== Exercise goal ==
Below are the records; pull every line that includes "upper".

----- Raw records

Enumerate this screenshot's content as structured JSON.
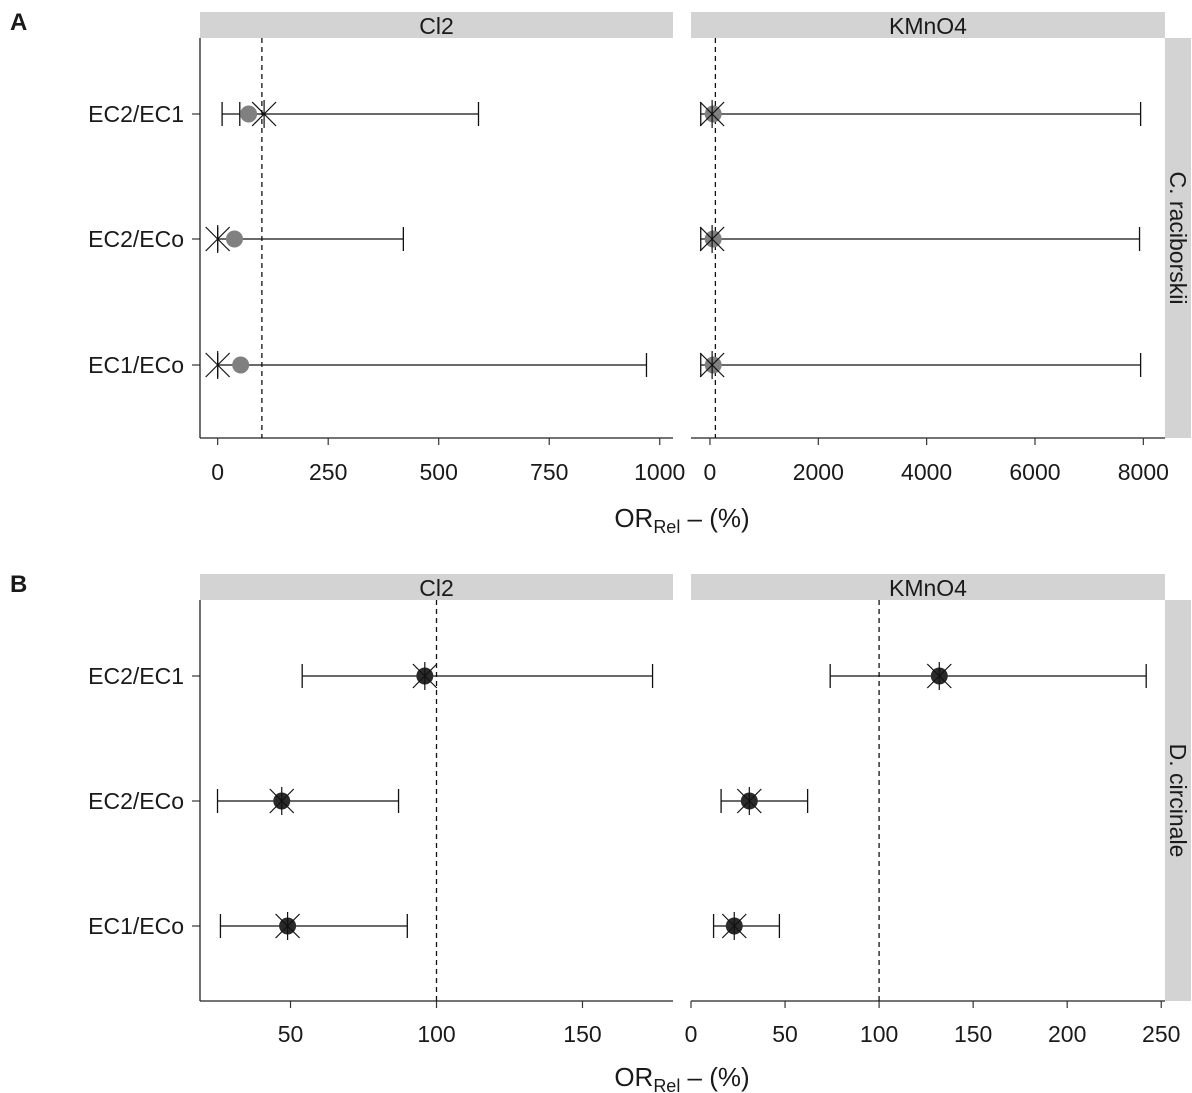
{
  "chart_data": [
    {
      "type": "forest",
      "panel_label": "A",
      "row_label": "C. raciborskii",
      "categories": [
        "EC2/EC1",
        "EC2/ECo",
        "EC1/ECo"
      ],
      "xlabel": {
        "main": "OR",
        "sub": "Rel",
        "suffix": " – (%)"
      },
      "facets": [
        {
          "name": "Cl2",
          "xlim": [
            -40,
            1030
          ],
          "ticks": [
            0,
            250,
            500,
            750,
            1000
          ],
          "ref_line": 100,
          "dot_color": "#808080",
          "points": [
            {
              "category": "EC2/EC1",
              "lower": 10,
              "upper": 590,
              "estimate": 70,
              "median": 105,
              "median_low": 50
            },
            {
              "category": "EC2/ECo",
              "lower": 0,
              "upper": 420,
              "estimate": 38,
              "median": 0,
              "median_low": 0
            },
            {
              "category": "EC1/ECo",
              "lower": 0,
              "upper": 970,
              "estimate": 52,
              "median": 0,
              "median_low": 0
            }
          ]
        },
        {
          "name": "KMnO4",
          "xlim": [
            -350,
            8400
          ],
          "ticks": [
            0,
            2000,
            4000,
            6000,
            8000
          ],
          "tick_labels": [
            "0",
            "2000",
            "4000",
            "6000",
            "8000"
          ],
          "ref_line": 100,
          "dot_color": "#808080",
          "points": [
            {
              "category": "EC2/EC1",
              "lower": -170,
              "upper": 7950,
              "estimate": 60,
              "median": 40
            },
            {
              "category": "EC2/ECo",
              "lower": -170,
              "upper": 7930,
              "estimate": 60,
              "median": 40
            },
            {
              "category": "EC1/ECo",
              "lower": -170,
              "upper": 7950,
              "estimate": 60,
              "median": 40
            }
          ]
        }
      ]
    },
    {
      "type": "forest",
      "panel_label": "B",
      "row_label": "D. circinale",
      "categories": [
        "EC2/EC1",
        "EC2/ECo",
        "EC1/ECo"
      ],
      "xlabel": {
        "main": "OR",
        "sub": "Rel",
        "suffix": " – (%)"
      },
      "facets": [
        {
          "name": "Cl2",
          "xlim": [
            19,
            181
          ],
          "ticks": [
            50,
            100,
            150
          ],
          "ref_line": 100,
          "dot_color": "#2a2a2a",
          "points": [
            {
              "category": "EC2/EC1",
              "lower": 54,
              "upper": 174,
              "estimate": 96,
              "median": 96
            },
            {
              "category": "EC2/ECo",
              "lower": 25,
              "upper": 87,
              "estimate": 47,
              "median": 47
            },
            {
              "category": "EC1/ECo",
              "lower": 26,
              "upper": 90,
              "estimate": 49,
              "median": 49
            }
          ]
        },
        {
          "name": "KMnO4",
          "xlim": [
            0,
            252
          ],
          "ticks": [
            0,
            50,
            100,
            150,
            200,
            250
          ],
          "ref_line": 100,
          "dot_color": "#2a2a2a",
          "points": [
            {
              "category": "EC2/EC1",
              "lower": 74,
              "upper": 242,
              "estimate": 132,
              "median": 132
            },
            {
              "category": "EC2/ECo",
              "lower": 16,
              "upper": 62,
              "estimate": 31,
              "median": 31
            },
            {
              "category": "EC1/ECo",
              "lower": 12,
              "upper": 47,
              "estimate": 23,
              "median": 23
            }
          ]
        }
      ]
    }
  ]
}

----------

== Worked answer ==
              "upper": 590,
              "upper": 420,
              "upper": 970,
              "upper": 7950,
              "upper": 7930,
              "upper": 7950,
              "upper": 174,
              "upper": 87,
              "upper": 90,
              "upper": 242,
              "upper": 62,
              "upper": 47,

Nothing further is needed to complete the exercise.